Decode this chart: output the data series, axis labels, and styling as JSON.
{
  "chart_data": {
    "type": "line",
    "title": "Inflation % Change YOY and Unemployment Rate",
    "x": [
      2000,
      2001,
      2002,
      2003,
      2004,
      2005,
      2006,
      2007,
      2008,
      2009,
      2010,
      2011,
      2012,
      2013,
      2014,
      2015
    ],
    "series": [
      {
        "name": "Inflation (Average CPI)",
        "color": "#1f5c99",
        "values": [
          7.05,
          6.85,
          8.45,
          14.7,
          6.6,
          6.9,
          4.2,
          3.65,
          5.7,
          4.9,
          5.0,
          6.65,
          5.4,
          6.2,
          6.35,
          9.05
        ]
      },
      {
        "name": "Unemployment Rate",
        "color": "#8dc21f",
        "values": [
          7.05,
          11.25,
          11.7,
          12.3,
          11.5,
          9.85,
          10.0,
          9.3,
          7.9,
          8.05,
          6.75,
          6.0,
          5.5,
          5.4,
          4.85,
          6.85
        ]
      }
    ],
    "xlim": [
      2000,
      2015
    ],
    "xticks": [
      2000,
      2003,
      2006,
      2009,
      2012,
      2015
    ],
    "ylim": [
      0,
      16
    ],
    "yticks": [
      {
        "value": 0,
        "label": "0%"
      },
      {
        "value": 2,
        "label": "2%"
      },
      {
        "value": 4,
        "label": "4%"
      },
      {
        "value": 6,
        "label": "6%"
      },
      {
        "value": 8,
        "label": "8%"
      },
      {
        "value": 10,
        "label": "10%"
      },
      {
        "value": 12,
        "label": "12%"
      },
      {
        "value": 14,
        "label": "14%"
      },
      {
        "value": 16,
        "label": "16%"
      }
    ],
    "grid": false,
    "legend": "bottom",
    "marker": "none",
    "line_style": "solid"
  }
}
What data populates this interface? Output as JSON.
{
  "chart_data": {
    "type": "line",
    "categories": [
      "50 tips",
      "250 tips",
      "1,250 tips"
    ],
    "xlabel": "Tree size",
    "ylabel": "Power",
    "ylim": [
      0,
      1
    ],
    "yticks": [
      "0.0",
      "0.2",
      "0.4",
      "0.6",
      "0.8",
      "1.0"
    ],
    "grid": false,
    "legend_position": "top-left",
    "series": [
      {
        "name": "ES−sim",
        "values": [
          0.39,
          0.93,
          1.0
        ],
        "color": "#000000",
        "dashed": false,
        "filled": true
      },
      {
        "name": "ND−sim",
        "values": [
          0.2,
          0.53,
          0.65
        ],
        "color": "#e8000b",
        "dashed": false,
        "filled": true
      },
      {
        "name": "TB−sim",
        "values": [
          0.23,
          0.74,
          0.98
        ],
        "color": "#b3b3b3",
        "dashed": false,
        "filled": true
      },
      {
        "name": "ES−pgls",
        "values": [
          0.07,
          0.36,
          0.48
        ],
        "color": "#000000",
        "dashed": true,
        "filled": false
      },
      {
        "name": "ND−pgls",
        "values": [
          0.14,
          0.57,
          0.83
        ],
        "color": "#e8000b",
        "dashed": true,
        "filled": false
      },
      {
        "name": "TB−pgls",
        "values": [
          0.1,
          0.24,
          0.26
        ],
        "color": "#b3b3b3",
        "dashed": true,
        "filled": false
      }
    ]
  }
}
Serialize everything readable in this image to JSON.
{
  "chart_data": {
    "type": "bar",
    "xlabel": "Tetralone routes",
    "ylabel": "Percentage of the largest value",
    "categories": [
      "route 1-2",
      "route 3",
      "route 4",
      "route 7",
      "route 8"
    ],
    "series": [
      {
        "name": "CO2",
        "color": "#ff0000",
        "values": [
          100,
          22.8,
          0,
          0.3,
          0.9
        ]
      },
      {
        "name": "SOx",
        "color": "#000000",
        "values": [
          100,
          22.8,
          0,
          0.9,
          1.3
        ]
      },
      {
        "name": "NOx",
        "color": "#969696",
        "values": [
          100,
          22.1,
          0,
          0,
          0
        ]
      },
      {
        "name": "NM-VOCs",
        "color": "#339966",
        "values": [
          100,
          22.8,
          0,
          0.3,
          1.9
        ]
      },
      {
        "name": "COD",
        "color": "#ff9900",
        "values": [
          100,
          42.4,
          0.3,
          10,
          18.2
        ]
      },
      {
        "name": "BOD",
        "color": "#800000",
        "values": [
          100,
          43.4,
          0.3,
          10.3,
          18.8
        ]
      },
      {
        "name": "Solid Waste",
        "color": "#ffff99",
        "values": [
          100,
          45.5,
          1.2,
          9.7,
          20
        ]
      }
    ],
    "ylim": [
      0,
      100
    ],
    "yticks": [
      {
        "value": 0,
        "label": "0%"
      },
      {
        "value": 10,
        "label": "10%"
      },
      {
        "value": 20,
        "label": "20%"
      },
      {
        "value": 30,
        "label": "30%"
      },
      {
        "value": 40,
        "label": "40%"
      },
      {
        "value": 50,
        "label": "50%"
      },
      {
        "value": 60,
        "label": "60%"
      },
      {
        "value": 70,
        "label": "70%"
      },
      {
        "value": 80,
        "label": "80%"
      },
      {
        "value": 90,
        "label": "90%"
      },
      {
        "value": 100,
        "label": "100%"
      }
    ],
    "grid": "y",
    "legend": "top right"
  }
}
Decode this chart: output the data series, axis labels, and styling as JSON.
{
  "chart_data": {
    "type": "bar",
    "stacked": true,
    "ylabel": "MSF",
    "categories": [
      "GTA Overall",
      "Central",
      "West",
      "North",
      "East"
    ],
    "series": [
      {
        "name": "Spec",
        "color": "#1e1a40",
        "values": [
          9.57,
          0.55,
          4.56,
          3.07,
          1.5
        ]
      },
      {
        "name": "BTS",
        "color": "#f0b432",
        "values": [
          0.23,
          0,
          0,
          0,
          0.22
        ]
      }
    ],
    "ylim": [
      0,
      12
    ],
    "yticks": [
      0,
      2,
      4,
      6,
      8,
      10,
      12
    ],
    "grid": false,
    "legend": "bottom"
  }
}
---*---
▸ **Exercise**
Please restate the data word for word, every record included.

▸ **The result**
Decode this chart: output the data series, axis labels, and styling as JSON.
{
  "chart_data": {
    "type": "line",
    "title": "Inflation % Change YOY and Unemployment Rate",
    "x": [
      2000,
      2001,
      2002,
      2003,
      2004,
      2005,
      2006,
      2007,
      2008,
      2009,
      2010,
      2011,
      2012,
      2013,
      2014,
      2015
    ],
    "series": [
      {
        "name": "Inflation (Average CPI)",
        "color": "#1f5c99",
        "values": [
          7.05,
          6.85,
          8.45,
          14.7,
          6.6,
          6.9,
          4.2,
          3.65,
          5.7,
          4.9,
          5.0,
          6.65,
          5.4,
          6.2,
          6.35,
          9.05
        ]
      },
      {
        "name": "Unemployment Rate",
        "color": "#8dc21f",
        "values": [
          7.05,
          11.25,
          11.7,
          12.3,
          11.5,
          9.85,
          10.0,
          9.3,
          7.9,
          8.05,
          6.75,
          6.0,
          5.5,
          5.4,
          4.85,
          6.85
        ]
      }
    ],
    "xlim": [
      2000,
      2015
    ],
    "xticks": [
      2000,
      2003,
      2006,
      2009,
      2012,
      2015
    ],
    "ylim": [
      0,
      16
    ],
    "yticks": [
      {
        "value": 0,
        "label": "0%"
      },
      {
        "value": 2,
        "label": "2%"
      },
      {
        "value": 4,
        "label": "4%"
      },
      {
        "value": 6,
        "label": "6%"
      },
      {
        "value": 8,
        "label": "8%"
      },
      {
        "value": 10,
        "label": "10%"
      },
      {
        "value": 12,
        "label": "12%"
      },
      {
        "value": 14,
        "label": "14%"
      },
      {
        "value": 16,
        "label": "16%"
      }
    ],
    "grid": false,
    "legend": "bottom",
    "marker": "none",
    "line_style": "solid"
  }
}
What data populates this interface? Output as JSON.
{
  "chart_data": {
    "type": "line",
    "categories": [
      "50 tips",
      "250 tips",
      "1,250 tips"
    ],
    "xlabel": "Tree size",
    "ylabel": "Power",
    "ylim": [
      0,
      1
    ],
    "yticks": [
      "0.0",
      "0.2",
      "0.4",
      "0.6",
      "0.8",
      "1.0"
    ],
    "grid": false,
    "legend_position": "top-left",
    "series": [
      {
        "name": "ES−sim",
        "values": [
          0.39,
          0.93,
          1.0
        ],
        "color": "#000000",
        "dashed": false,
        "filled": true
      },
      {
        "name": "ND−sim",
        "values": [
          0.2,
          0.53,
          0.65
        ],
        "color": "#e8000b",
        "dashed": false,
        "filled": true
      },
      {
        "name": "TB−sim",
        "values": [
          0.23,
          0.74,
          0.98
        ],
        "color": "#b3b3b3",
        "dashed": false,
        "filled": true
      },
      {
        "name": "ES−pgls",
        "values": [
          0.07,
          0.36,
          0.48
        ],
        "color": "#000000",
        "dashed": true,
        "filled": false
      },
      {
        "name": "ND−pgls",
        "values": [
          0.14,
          0.57,
          0.83
        ],
        "color": "#e8000b",
        "dashed": true,
        "filled": false
      },
      {
        "name": "TB−pgls",
        "values": [
          0.1,
          0.24,
          0.26
        ],
        "color": "#b3b3b3",
        "dashed": true,
        "filled": false
      }
    ]
  }
}
Serialize everything readable in this image to JSON.
{
  "chart_data": {
    "type": "bar",
    "xlabel": "Tetralone routes",
    "ylabel": "Percentage of the largest value",
    "categories": [
      "route 1-2",
      "route 3",
      "route 4",
      "route 7",
      "route 8"
    ],
    "series": [
      {
        "name": "CO2",
        "color": "#ff0000",
        "values": [
          100,
          22.8,
          0,
          0.3,
          0.9
        ]
      },
      {
        "name": "SOx",
        "color": "#000000",
        "values": [
          100,
          22.8,
          0,
          0.9,
          1.3
        ]
      },
      {
        "name": "NOx",
        "color": "#969696",
        "values": [
          100,
          22.1,
          0,
          0,
          0
        ]
      },
      {
        "name": "NM-VOCs",
        "color": "#339966",
        "values": [
          100,
          22.8,
          0,
          0.3,
          1.9
        ]
      },
      {
        "name": "COD",
        "color": "#ff9900",
        "values": [
          100,
          42.4,
          0.3,
          10,
          18.2
        ]
      },
      {
        "name": "BOD",
        "color": "#800000",
        "values": [
          100,
          43.4,
          0.3,
          10.3,
          18.8
        ]
      },
      {
        "name": "Solid Waste",
        "color": "#ffff99",
        "values": [
          100,
          45.5,
          1.2,
          9.7,
          20
        ]
      }
    ],
    "ylim": [
      0,
      100
    ],
    "yticks": [
      {
        "value": 0,
        "label": "0%"
      },
      {
        "value": 10,
        "label": "10%"
      },
      {
        "value": 20,
        "label": "20%"
      },
      {
        "value": 30,
        "label": "30%"
      },
      {
        "value": 40,
        "label": "40%"
      },
      {
        "value": 50,
        "label": "50%"
      },
      {
        "value": 60,
        "label": "60%"
      },
      {
        "value": 70,
        "label": "70%"
      },
      {
        "value": 80,
        "label": "80%"
      },
      {
        "value": 90,
        "label": "90%"
      },
      {
        "value": 100,
        "label": "100%"
      }
    ],
    "grid": "y",
    "legend": "top right"
  }
}
Decode this chart: output the data series, axis labels, and styling as JSON.
{
  "chart_data": {
    "type": "bar",
    "stacked": true,
    "ylabel": "MSF",
    "categories": [
      "GTA Overall",
      "Central",
      "West",
      "North",
      "East"
    ],
    "series": [
      {
        "name": "Spec",
        "color": "#1e1a40",
        "values": [
          9.57,
          0.55,
          4.56,
          3.07,
          1.5
        ]
      },
      {
        "name": "BTS",
        "color": "#f0b432",
        "values": [
          0.23,
          0,
          0,
          0,
          0.22
        ]
      }
    ],
    "ylim": [
      0,
      12
    ],
    "yticks": [
      0,
      2,
      4,
      6,
      8,
      10,
      12
    ],
    "grid": false,
    "legend": "bottom"
  }
}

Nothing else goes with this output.